▸ **CONSIGNES**:
1: Reproduisez à l'identique le passage de l'article sur Roger Waters qui commence par les mots « Apparemment, la police » et se termine par « fuir la République. ».
2: Présentez sous forme de liste JSON de chaînes la portion du listing qui va de la ligne contenant « square-bullet-icon bbox=[65, 345, 75, 355] » à celle contenant « sub-list-item bbox=[570, 520, 972, 556] », bornes incluses. Une chaîne par ligne, lignes vides exclues.

▸ **TEXTE PRÉSENTÉ**:
👁🗨 Après avoir échoué à annuler ses concerts, la police berlinoise enquête désormais sur Roger Waters pour incitation à la haine.
Waters perturbe l'image que l'Occident se fait de lui-même en tant que superpuissance morale. L'art atteint la plus haute consécration lorsqu'il ne se contente pas de rattraper, mais la dépasse.
👁🗨 Quand l'artiste dérange, il est vite catalogué d'extrême droite
Par Milosz Matuschek, le 3 juin 2023
Voilà ce qui se passe actuellement en Allemagne, où l'on fait tout pour interdire les concerts de Roger Waters, l'un des fondateurs de Pink Floyd, ou pour apposer des étiquettes diffamatoires sur Waters. On a d'abord essayé de qualifier Waters d'antisémite parce qu'il défend des positions critiques à l'égard d'Israël, et qu'il s'engage pour la cause palestinienne. Waters a obtenu gain de cause au tribunal et a pu honorer tous les concerts prévus. La police berlinoise enquête désormais sur lui pour incitation à la haine : il aurait glorifié sur scène le régime nazi dans son spectacle. Difficile de faire plus abracadabrant : quiconque met en garde contre la haine et le totalitarisme se retrouve avec la police sur le dos. L'Etat peut difficilement se montrer plus totalitaire.
Apparemment, la police berlinoise a besoin d'une mise à jour urgente en matière de liberté artistique et de spectacles sur scène. Avec un peu de recherche, il aurait été facile de découvrir que Pink Floyd a sorti en 1979 un album intitulé "The Wall", dans lequel le groupe met notamment en garde contre la montée de dictateurs totalitaires. Il existe également un film éponyme de 1982 avec le militant politique Bob Geldof dans le rôle du dictateur. Depuis des années, Waters se glisse dans le rôle de ce dictateur dans son spectacle sur scène, portant un long manteau en cuir, un brassard avec deux marteaux croisés, tirant sur le public avec une fausse mitraillette. Le tout accompagné de la chanson emblématique "Run like Hell", dont les paroles, appliquées à l'Allemagne, doivent désormais être comprises comme une invitation à fuir la République.
Ceux qui ont compris comment lire entre les lignes savent que, comme souvent en Allemagne, il ne s'agit pas le moins du monde de lutter contre l'antisémitisme, ou de protéger la paix publique. La véritable symbolique nazie chez les soldats et les commandants ukrainiens, jusqu'au président Zelensky, n'a pas encore suscité l'intervention d'un censeur, d'un procureur ou même d'un rapporteur critique dans la "meilleure Allemagne de tous les temps", mais bien au contraire celle de nombreux laudateurs et encenseurs. Non, il s'agit très clairement des messages politiques de Waters. Lorsque l'art devient gênant, l'artiste est vite catalogué à l'extrême droite. Waters perturbe l'image que l'Occident se fait de lui-même en tant que superpuissance morale, comme aucun autre artiste. Son crime est que son art semble toucher toujours plus efficacement les points sensibles de notre époque avec des contenus d'il y a 40 ans, et l'art ne se contente donc pas de rattraper la réalité, mais la dépasse.

▸ **LISTING FOURNI**:
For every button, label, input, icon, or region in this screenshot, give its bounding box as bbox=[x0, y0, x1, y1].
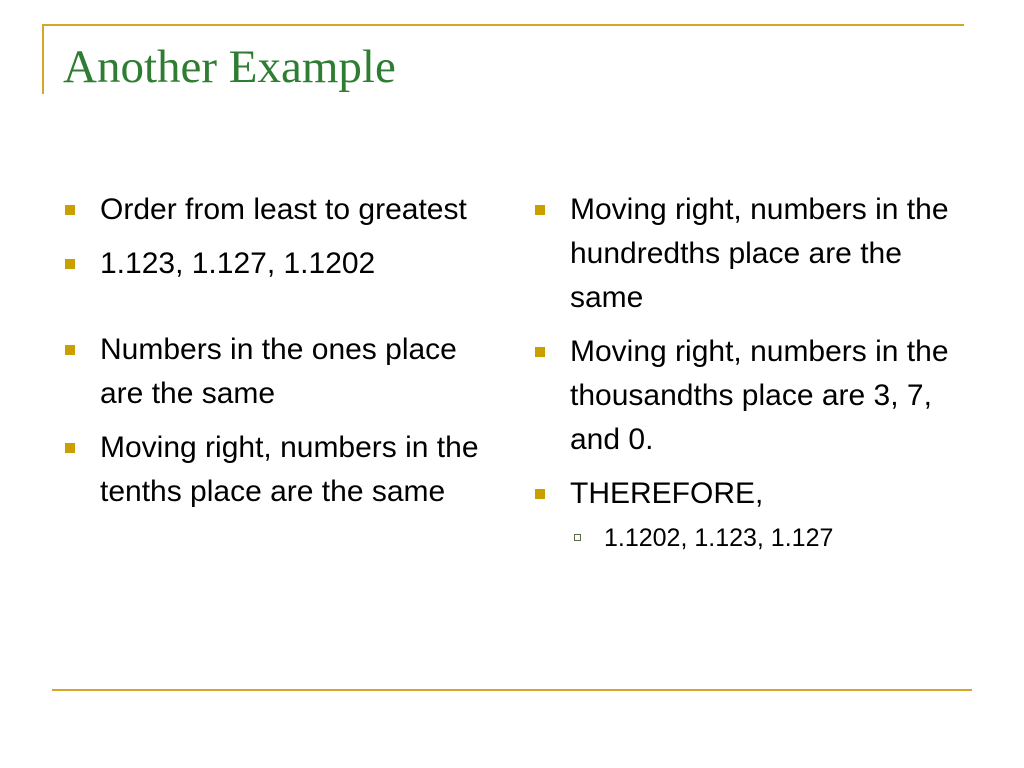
square-bullet-icon bbox=[65, 345, 75, 355]
list-item bbox=[532, 472, 972, 516]
frame-left-rule bbox=[42, 24, 44, 94]
list-item-text: THEREFORE, bbox=[570, 477, 764, 510]
bottom-rule bbox=[52, 689, 972, 691]
square-bullet-icon bbox=[535, 489, 545, 499]
list-item-text: Numbers in the ones place are the same bbox=[100, 333, 457, 410]
slide-title: Another Example bbox=[63, 41, 396, 93]
list-item bbox=[62, 426, 482, 514]
list-item-text: 1.123, 1.127, 1.1202 bbox=[100, 247, 376, 280]
list-item bbox=[532, 330, 972, 462]
list-item-text: Order from least to greatest bbox=[100, 193, 467, 226]
list-item bbox=[62, 242, 482, 286]
square-bullet-icon bbox=[65, 205, 75, 215]
left-bullet-list bbox=[62, 188, 482, 524]
square-bullet-icon bbox=[65, 259, 75, 269]
sub-list-item-text: 1.1202, 1.123, 1.127 bbox=[604, 524, 834, 552]
list-item-text: Moving right, numbers in the hundredths place are the same bbox=[570, 193, 949, 314]
list-item bbox=[62, 328, 482, 416]
square-bullet-icon bbox=[535, 205, 545, 215]
list-item bbox=[532, 188, 972, 320]
list-item bbox=[62, 188, 482, 232]
square-bullet-icon bbox=[535, 347, 545, 357]
frame-top-rule bbox=[42, 24, 964, 26]
square-bullet-icon bbox=[65, 443, 75, 453]
right-bullet-list bbox=[532, 188, 972, 556]
sub-list-item bbox=[570, 520, 972, 556]
list-item-text: Moving right, numbers in the thousandths place are 3, 7, and 0. bbox=[570, 335, 949, 456]
hollow-square-bullet-icon bbox=[574, 534, 581, 541]
list-item-text: Moving right, numbers in the tenths place are the same bbox=[100, 431, 479, 508]
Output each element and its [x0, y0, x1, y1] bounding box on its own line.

▸ **RÉSULTATS**:
1:
Apparemment, la police berlinoise a besoin d'une mise à jour urgente en matière de liberté artistique et de spectacles sur scène. Avec un peu de recherche, il aurait été facile de découvrir que Pink Floyd a sorti en 1979 un album intitulé "The Wall", dans lequel le groupe met notamment en garde contre la montée de dictateurs totalitaires. Il existe également un film éponyme de 1982 avec le militant politique Bob Geldof dans le rôle du dictateur. Depuis des années, Waters se glisse dans le rôle de ce dictateur dans son spectacle sur scène, portant un long manteau en cuir, un brassard avec deux marteaux croisés, tirant sur le public avec une fausse mitraillette. Le tout accompagné de la chanson emblématique "Run like Hell", dont les paroles, appliquées à l'Allemagne, doivent désormais être comprises comme une invitation à fuir la République.

2:
[
  "square-bullet-icon bbox=[65, 345, 75, 355]",
  "list-item bbox=[532, 472, 972, 516]",
  "frame-left-rule bbox=[42, 24, 44, 94]",
  "list-item-text: THEREFORE, bbox=[570, 477, 764, 510]",
  "bottom-rule bbox=[52, 689, 972, 691]",
  "square-bullet-icon bbox=[535, 489, 545, 499]",
  "list-item-text: Numbers in the ones place are the same bbox=[100, 333, 457, 410]",
  "slide-title: Another Example bbox=[63, 41, 396, 93]",
  "list-item bbox=[62, 426, 482, 514]",
  "list-item-text: 1.123, 1.127, 1.1202 bbox=[100, 247, 376, 280]",
  "list-item bbox=[532, 330, 972, 462]",
  "list-item-text: Order from least to greatest bbox=[100, 193, 467, 226]",
  "list-item bbox=[62, 242, 482, 286]",
  "square-bullet-icon bbox=[65, 205, 75, 215]",
  "left-bullet-list bbox=[62, 188, 482, 524]",
  "square-bullet-icon bbox=[65, 259, 75, 269]",
  "sub-list-item-text: 1.1202, 1.123, 1.127 bbox=[604, 524, 834, 552]",
  "list-item-text: Moving right, numbers in the hundredths place are the same bbox=[570, 193, 949, 314]",
  "list-item bbox=[62, 328, 482, 416]",
  "square-bullet-icon bbox=[535, 205, 545, 215]",
  "list-item bbox=[532, 188, 972, 320]",
  "list-item bbox=[62, 188, 482, 232]",
  "square-bullet-icon bbox=[535, 347, 545, 357]",
  "frame-top-rule bbox=[42, 24, 964, 26]",
  "square-bullet-icon bbox=[65, 443, 75, 453]",
  "right-bullet-list bbox=[532, 188, 972, 556]",
  "sub-list-item bbox=[570, 520, 972, 556]"
]